Aim of the task:
According to the summary below on IL-9 in childhood allergic asthma, which cells are the major source of IL-9?

This study aimed to investigate the major source of IL-9 and its effect on interferon γ (IFN-γ) and immunoglobulin (Ig) secretion by B cells. Our results showed that peripheral blood mononuclear cells (PBMCs) from children with allergic asthma produced higher levels of IL-9 and IL-4 and lower levels of IFN-γ than healthy children. Intracellular staining showed that IL-9-expressing CD4⁺ T cells did not co-express IL-4. Results also showed higher production of transcription factor PU.1 and house dust mite (HDM)-specific IL-9-expressing cells, indicating that Th9 cells but not Th2 cells are the major source of IL-9 in allergic asthma. Functional analysis showed that exogenous IL-9 inhibited IFN-γ production in a dose-dependent manner, up-regulated B cell activation, and enhancedIL-4-driven IgG and IgE secretion by B cells.

Data excerpts:

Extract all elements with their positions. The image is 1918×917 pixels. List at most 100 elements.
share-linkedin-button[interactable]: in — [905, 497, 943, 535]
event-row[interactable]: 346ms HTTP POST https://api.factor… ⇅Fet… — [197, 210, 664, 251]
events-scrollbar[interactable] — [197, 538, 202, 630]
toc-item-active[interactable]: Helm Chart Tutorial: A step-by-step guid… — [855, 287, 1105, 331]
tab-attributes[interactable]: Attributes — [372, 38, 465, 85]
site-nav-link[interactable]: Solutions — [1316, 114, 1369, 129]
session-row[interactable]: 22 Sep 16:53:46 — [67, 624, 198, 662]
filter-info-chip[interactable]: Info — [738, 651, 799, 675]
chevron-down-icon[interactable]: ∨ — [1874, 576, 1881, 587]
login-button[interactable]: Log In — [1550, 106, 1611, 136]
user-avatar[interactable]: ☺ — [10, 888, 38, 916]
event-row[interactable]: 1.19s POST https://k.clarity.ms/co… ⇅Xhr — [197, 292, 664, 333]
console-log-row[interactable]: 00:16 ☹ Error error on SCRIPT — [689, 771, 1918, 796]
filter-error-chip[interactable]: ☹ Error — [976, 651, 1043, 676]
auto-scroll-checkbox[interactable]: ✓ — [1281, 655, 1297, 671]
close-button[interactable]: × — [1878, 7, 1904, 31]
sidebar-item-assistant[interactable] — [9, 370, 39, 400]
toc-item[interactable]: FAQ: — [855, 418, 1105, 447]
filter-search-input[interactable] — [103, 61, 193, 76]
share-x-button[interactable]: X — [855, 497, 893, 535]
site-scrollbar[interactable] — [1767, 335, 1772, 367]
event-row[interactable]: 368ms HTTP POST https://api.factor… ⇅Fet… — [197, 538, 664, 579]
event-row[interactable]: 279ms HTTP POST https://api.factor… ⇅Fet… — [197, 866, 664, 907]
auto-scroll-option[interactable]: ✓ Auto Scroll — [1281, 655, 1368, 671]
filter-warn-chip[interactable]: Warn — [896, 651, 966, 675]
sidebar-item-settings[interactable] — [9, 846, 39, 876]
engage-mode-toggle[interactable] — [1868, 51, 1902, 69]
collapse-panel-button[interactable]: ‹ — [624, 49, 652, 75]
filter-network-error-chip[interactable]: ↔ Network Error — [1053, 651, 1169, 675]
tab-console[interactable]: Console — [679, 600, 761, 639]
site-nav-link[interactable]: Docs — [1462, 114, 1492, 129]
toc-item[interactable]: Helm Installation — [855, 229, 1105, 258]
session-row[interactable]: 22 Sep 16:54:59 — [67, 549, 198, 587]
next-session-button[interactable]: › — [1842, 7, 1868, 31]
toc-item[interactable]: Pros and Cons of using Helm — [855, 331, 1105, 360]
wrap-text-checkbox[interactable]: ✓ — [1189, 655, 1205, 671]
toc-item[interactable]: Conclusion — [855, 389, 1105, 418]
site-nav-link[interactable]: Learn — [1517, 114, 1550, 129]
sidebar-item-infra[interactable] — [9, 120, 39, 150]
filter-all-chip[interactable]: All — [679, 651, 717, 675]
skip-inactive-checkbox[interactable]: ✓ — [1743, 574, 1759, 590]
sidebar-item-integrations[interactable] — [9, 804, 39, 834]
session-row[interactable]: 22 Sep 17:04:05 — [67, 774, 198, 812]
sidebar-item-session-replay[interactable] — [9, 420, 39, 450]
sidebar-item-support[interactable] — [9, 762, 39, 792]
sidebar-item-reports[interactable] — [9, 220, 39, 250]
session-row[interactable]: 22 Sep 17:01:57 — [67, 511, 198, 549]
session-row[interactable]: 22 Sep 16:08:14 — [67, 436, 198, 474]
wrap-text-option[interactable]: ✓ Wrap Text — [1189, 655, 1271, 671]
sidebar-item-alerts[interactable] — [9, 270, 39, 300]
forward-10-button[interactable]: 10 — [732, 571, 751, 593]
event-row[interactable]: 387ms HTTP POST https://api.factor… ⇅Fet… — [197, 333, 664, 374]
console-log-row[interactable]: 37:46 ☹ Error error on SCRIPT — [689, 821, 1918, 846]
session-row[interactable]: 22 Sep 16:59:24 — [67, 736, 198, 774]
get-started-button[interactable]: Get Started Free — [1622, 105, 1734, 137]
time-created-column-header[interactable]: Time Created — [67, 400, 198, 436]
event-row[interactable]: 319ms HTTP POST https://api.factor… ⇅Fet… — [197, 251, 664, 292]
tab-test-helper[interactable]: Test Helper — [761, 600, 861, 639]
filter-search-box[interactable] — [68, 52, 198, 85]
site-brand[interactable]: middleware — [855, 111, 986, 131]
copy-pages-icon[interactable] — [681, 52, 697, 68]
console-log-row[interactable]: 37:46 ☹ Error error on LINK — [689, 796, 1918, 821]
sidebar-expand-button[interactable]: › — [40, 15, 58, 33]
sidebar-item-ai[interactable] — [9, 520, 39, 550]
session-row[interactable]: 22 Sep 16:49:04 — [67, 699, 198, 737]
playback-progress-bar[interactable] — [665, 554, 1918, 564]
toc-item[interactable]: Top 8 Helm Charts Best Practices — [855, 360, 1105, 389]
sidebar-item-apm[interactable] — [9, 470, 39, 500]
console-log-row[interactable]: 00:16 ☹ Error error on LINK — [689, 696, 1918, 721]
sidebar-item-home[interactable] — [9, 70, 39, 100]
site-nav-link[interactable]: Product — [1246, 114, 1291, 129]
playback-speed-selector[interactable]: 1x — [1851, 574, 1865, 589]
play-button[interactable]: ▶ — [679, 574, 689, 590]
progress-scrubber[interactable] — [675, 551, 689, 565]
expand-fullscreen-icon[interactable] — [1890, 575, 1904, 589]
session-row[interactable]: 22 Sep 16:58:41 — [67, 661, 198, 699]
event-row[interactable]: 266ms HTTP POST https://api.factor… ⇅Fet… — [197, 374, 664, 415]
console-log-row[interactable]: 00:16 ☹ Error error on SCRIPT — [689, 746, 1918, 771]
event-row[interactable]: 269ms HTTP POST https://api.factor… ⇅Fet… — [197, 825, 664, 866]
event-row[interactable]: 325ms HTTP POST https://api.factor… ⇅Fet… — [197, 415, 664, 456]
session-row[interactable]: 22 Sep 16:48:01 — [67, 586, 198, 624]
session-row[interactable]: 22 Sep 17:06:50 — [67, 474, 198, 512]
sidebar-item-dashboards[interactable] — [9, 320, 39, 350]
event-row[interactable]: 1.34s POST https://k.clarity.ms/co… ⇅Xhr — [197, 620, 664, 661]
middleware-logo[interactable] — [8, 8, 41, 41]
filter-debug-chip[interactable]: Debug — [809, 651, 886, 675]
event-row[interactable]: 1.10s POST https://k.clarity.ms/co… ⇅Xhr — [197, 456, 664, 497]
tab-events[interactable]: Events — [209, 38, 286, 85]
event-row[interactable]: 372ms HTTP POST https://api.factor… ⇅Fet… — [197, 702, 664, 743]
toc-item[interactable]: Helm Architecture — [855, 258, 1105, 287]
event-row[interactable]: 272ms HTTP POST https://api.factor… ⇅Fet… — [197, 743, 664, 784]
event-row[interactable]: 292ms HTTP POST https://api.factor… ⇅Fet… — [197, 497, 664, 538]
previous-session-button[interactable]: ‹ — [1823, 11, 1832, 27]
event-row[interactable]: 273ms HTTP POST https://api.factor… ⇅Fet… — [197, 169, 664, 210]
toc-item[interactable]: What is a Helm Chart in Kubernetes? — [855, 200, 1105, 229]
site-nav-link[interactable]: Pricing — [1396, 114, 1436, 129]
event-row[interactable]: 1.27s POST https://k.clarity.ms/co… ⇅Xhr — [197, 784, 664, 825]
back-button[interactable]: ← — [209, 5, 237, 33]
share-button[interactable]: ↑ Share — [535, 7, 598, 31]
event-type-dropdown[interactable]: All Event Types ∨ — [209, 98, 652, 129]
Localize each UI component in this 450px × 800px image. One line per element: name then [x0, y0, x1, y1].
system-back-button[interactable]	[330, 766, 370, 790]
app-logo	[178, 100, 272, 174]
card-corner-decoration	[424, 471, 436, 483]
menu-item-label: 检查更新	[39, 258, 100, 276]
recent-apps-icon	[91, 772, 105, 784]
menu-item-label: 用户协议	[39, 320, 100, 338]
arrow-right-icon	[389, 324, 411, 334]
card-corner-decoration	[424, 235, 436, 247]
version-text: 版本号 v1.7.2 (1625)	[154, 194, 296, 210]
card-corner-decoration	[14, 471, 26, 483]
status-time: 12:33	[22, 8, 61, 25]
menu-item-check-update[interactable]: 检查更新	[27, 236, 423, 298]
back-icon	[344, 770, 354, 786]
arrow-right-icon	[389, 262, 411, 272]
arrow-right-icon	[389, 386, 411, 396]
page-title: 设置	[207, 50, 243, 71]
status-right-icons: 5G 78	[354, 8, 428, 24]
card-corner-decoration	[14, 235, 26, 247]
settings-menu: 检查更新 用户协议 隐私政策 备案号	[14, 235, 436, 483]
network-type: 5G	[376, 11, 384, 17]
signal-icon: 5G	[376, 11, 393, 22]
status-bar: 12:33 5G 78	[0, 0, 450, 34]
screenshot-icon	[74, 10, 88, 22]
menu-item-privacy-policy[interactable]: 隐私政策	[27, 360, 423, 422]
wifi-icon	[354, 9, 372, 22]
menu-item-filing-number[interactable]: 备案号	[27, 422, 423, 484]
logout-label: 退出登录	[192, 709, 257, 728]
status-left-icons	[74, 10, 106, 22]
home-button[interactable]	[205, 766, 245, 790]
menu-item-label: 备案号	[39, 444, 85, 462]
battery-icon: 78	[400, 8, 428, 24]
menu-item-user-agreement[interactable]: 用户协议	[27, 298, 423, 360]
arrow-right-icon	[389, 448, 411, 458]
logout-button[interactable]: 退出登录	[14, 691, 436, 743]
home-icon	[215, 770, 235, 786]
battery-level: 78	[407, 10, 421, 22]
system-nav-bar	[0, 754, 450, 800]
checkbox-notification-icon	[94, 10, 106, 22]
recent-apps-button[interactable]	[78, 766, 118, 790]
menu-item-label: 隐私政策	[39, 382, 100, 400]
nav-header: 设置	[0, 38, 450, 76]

Your solution:
Th9 cells, not Th2 cells, are the major source of IL-9 in allergic asthma.